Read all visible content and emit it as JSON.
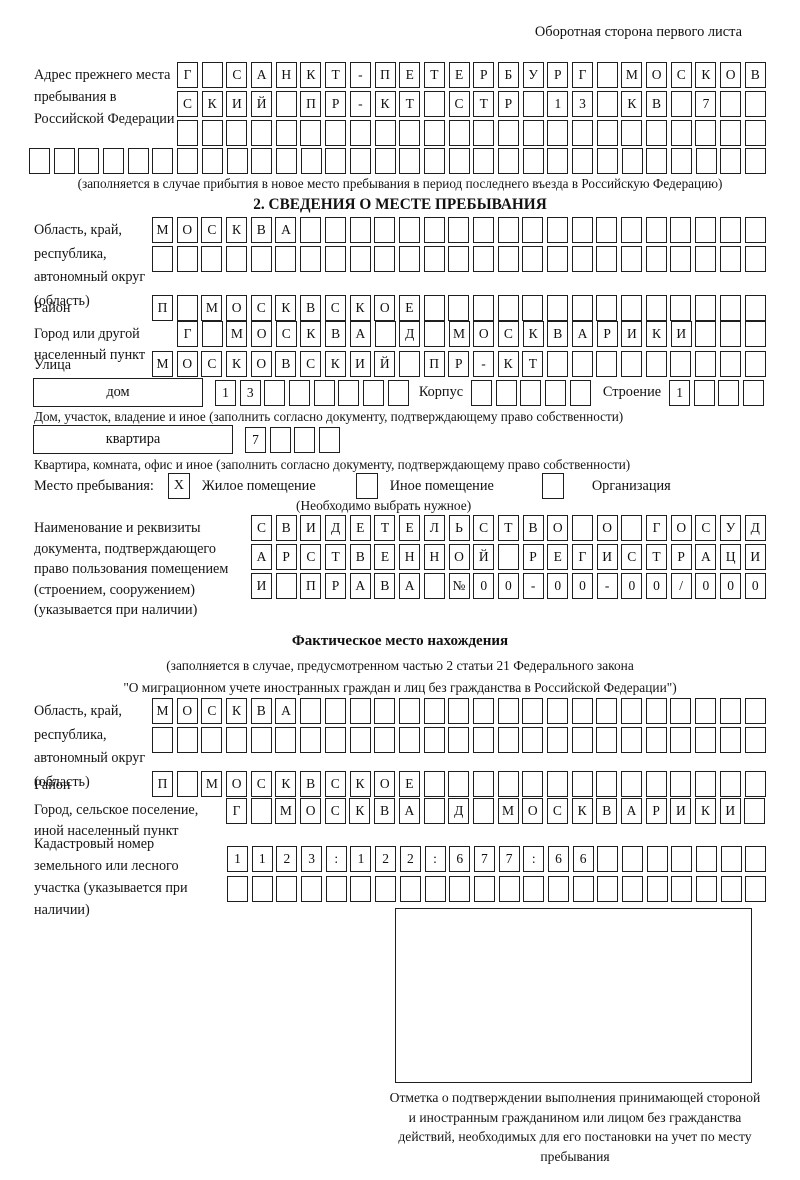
{
  "header": {
    "note": "Оборотная сторона первого листа"
  },
  "prev_address": {
    "label": "Адрес прежнего места пребывания в Российской Федерации",
    "row1": {
      "cells": "Г САНКТ-ПЕТЕРБУРГ МОСКОВ",
      "len": 24
    },
    "row2": {
      "cells": "СКИЙ ПР-КТ СТР 13 КВ 7",
      "len": 24
    },
    "row3": {
      "cells": "",
      "len": 24
    },
    "row4": {
      "cells": "",
      "len": 30
    },
    "caption": "(заполняется в случае прибытия в новое место пребывания в период последнего въезда в Российскую Федерацию)"
  },
  "section2": {
    "title": "2. СВЕДЕНИЯ О МЕСТЕ ПРЕБЫВАНИЯ",
    "region": {
      "label": "Область, край, республика, автономный округ (область)",
      "row1": {
        "cells": "МОСКВА",
        "len": 25
      },
      "row2": {
        "cells": "",
        "len": 25
      }
    },
    "district": {
      "label": "Район",
      "row": {
        "cells": "П МОСКВСКОЕ",
        "len": 25
      }
    },
    "city": {
      "label": "Город или другой населенный пункт",
      "row": {
        "cells": "Г МОСКВА Д МОСКВАРИКИ",
        "len": 24
      }
    },
    "street": {
      "label": "Улица",
      "row": {
        "cells": "МОСКОВСКИЙ ПР-КТ",
        "len": 25
      }
    },
    "house": {
      "field_label": "дом",
      "number": {
        "cells": "13",
        "len": 8
      },
      "korpus_label": "Корпус",
      "korpus": {
        "cells": "",
        "len": 5
      },
      "stroenie_label": "Строение",
      "stroenie": {
        "cells": "1",
        "len": 4
      },
      "caption": "Дом, участок, владение и иное (заполнить согласно документу, подтверждающему право собственности)"
    },
    "apartment": {
      "field_label": "квартира",
      "number": {
        "cells": "7",
        "len": 4
      },
      "caption": "Квартира, комната, офис и иное (заполнить согласно документу, подтверждающему право собственности)"
    },
    "place_type": {
      "label": "Место пребывания:",
      "options": [
        {
          "mark": "X",
          "label": "Жилое помещение"
        },
        {
          "mark": "",
          "label": "Иное помещение"
        },
        {
          "mark": "",
          "label": "Организация"
        }
      ],
      "hint": "(Необходимо выбрать нужное)"
    },
    "document": {
      "label": "Наименование и реквизиты документа, подтверждающего право пользования помещением (строением, сооружением) (указывается при наличии)",
      "row1": {
        "cells": "СВИДЕТЕЛЬСТВО О ГОСУД",
        "len": 21
      },
      "row2": {
        "cells": "АРСТВЕННОЙ РЕГИСТРАЦИ",
        "len": 21
      },
      "row3": {
        "cells": "И ПРАВА №00-00-00/000",
        "len": 21
      }
    }
  },
  "actual_location": {
    "title": "Фактическое место нахождения",
    "caption_line1": "(заполняется в случае, предусмотренном частью 2 статьи 21 Федерального закона",
    "caption_line2": "\"О миграционном учете иностранных граждан и лиц без гражданства в Российской Федерации\")",
    "region": {
      "label": "Область, край, республика, автономный округ (область)",
      "row1": {
        "cells": "МОСКВА",
        "len": 25
      },
      "row2": {
        "cells": "",
        "len": 25
      }
    },
    "district": {
      "label": "Район",
      "row": {
        "cells": "П МОСКВСКОЕ",
        "len": 25
      }
    },
    "city": {
      "label": "Город, сельское поселение, иной населенный пункт",
      "row": {
        "cells": "Г МОСКВА Д МОСКВАРИКИ",
        "len": 22
      }
    },
    "cadastral": {
      "label": "Кадастровый номер земельного или лесного участка (указывается при наличии)",
      "row1": {
        "cells": "1123:122:677:66",
        "len": 22
      },
      "row2": {
        "cells": "",
        "len": 22
      }
    }
  },
  "stamp": {
    "caption": "Отметка о подтверждении выполнения принимающей стороной и иностранным гражданином или лицом без гражданства действий, необходимых для его постановки на учет по месту пребывания"
  }
}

-*-*-

Give the entries again without a single change, but with no pictures.

Read all visible content and emit it as JSON.
{
  "header": {
    "note": "Оборотная сторона первого листа"
  },
  "prev_address": {
    "label": "Адрес прежнего места пребывания в Российской Федерации",
    "row1": {
      "cells": "Г САНКТ-ПЕТЕРБУРГ МОСКОВ",
      "len": 24
    },
    "row2": {
      "cells": "СКИЙ ПР-КТ СТР 13 КВ 7",
      "len": 24
    },
    "row3": {
      "cells": "",
      "len": 24
    },
    "row4": {
      "cells": "",
      "len": 30
    },
    "caption": "(заполняется в случае прибытия в новое место пребывания в период последнего въезда в Российскую Федерацию)"
  },
  "section2": {
    "title": "2. СВЕДЕНИЯ О МЕСТЕ ПРЕБЫВАНИЯ",
    "region": {
      "label": "Область, край, республика, автономный округ (область)",
      "row1": {
        "cells": "МОСКВА",
        "len": 25
      },
      "row2": {
        "cells": "",
        "len": 25
      }
    },
    "district": {
      "label": "Район",
      "row": {
        "cells": "П МОСКВСКОЕ",
        "len": 25
      }
    },
    "city": {
      "label": "Город или другой населенный пункт",
      "row": {
        "cells": "Г МОСКВА Д МОСКВАРИКИ",
        "len": 24
      }
    },
    "street": {
      "label": "Улица",
      "row": {
        "cells": "МОСКОВСКИЙ ПР-КТ",
        "len": 25
      }
    },
    "house": {
      "field_label": "дом",
      "number": {
        "cells": "13",
        "len": 8
      },
      "korpus_label": "Корпус",
      "korpus": {
        "cells": "",
        "len": 5
      },
      "stroenie_label": "Строение",
      "stroenie": {
        "cells": "1",
        "len": 4
      },
      "caption": "Дом, участок, владение и иное (заполнить согласно документу, подтверждающему право собственности)"
    },
    "apartment": {
      "field_label": "квартира",
      "number": {
        "cells": "7",
        "len": 4
      },
      "caption": "Квартира, комната, офис и иное (заполнить согласно документу, подтверждающему право собственности)"
    },
    "place_type": {
      "label": "Место пребывания:",
      "options": [
        {
          "mark": "X",
          "label": "Жилое помещение"
        },
        {
          "mark": "",
          "label": "Иное помещение"
        },
        {
          "mark": "",
          "label": "Организация"
        }
      ],
      "hint": "(Необходимо выбрать нужное)"
    },
    "document": {
      "label": "Наименование и реквизиты документа, подтверждающего право пользования помещением (строением, сооружением) (указывается при наличии)",
      "row1": {
        "cells": "СВИДЕТЕЛЬСТВО О ГОСУД",
        "len": 21
      },
      "row2": {
        "cells": "АРСТВЕННОЙ РЕГИСТРАЦИ",
        "len": 21
      },
      "row3": {
        "cells": "И ПРАВА №00-00-00/000",
        "len": 21
      }
    }
  },
  "actual_location": {
    "title": "Фактическое место нахождения",
    "caption_line1": "(заполняется в случае, предусмотренном частью 2 статьи 21 Федерального закона",
    "caption_line2": "\"О миграционном учете иностранных граждан и лиц без гражданства в Российской Федерации\")",
    "region": {
      "label": "Область, край, республика, автономный округ (область)",
      "row1": {
        "cells": "МОСКВА",
        "len": 25
      },
      "row2": {
        "cells": "",
        "len": 25
      }
    },
    "district": {
      "label": "Район",
      "row": {
        "cells": "П МОСКВСКОЕ",
        "len": 25
      }
    },
    "city": {
      "label": "Город, сельское поселение, иной населенный пункт",
      "row": {
        "cells": "Г МОСКВА Д МОСКВАРИКИ",
        "len": 22
      }
    },
    "cadastral": {
      "label": "Кадастровый номер земельного или лесного участка (указывается при наличии)",
      "row1": {
        "cells": "1123:122:677:66",
        "len": 22
      },
      "row2": {
        "cells": "",
        "len": 22
      }
    }
  },
  "stamp": {
    "caption": "Отметка о подтверждении выполнения принимающей стороной и иностранным гражданином или лицом без гражданства действий, необходимых для его постановки на учет по месту пребывания"
  }
}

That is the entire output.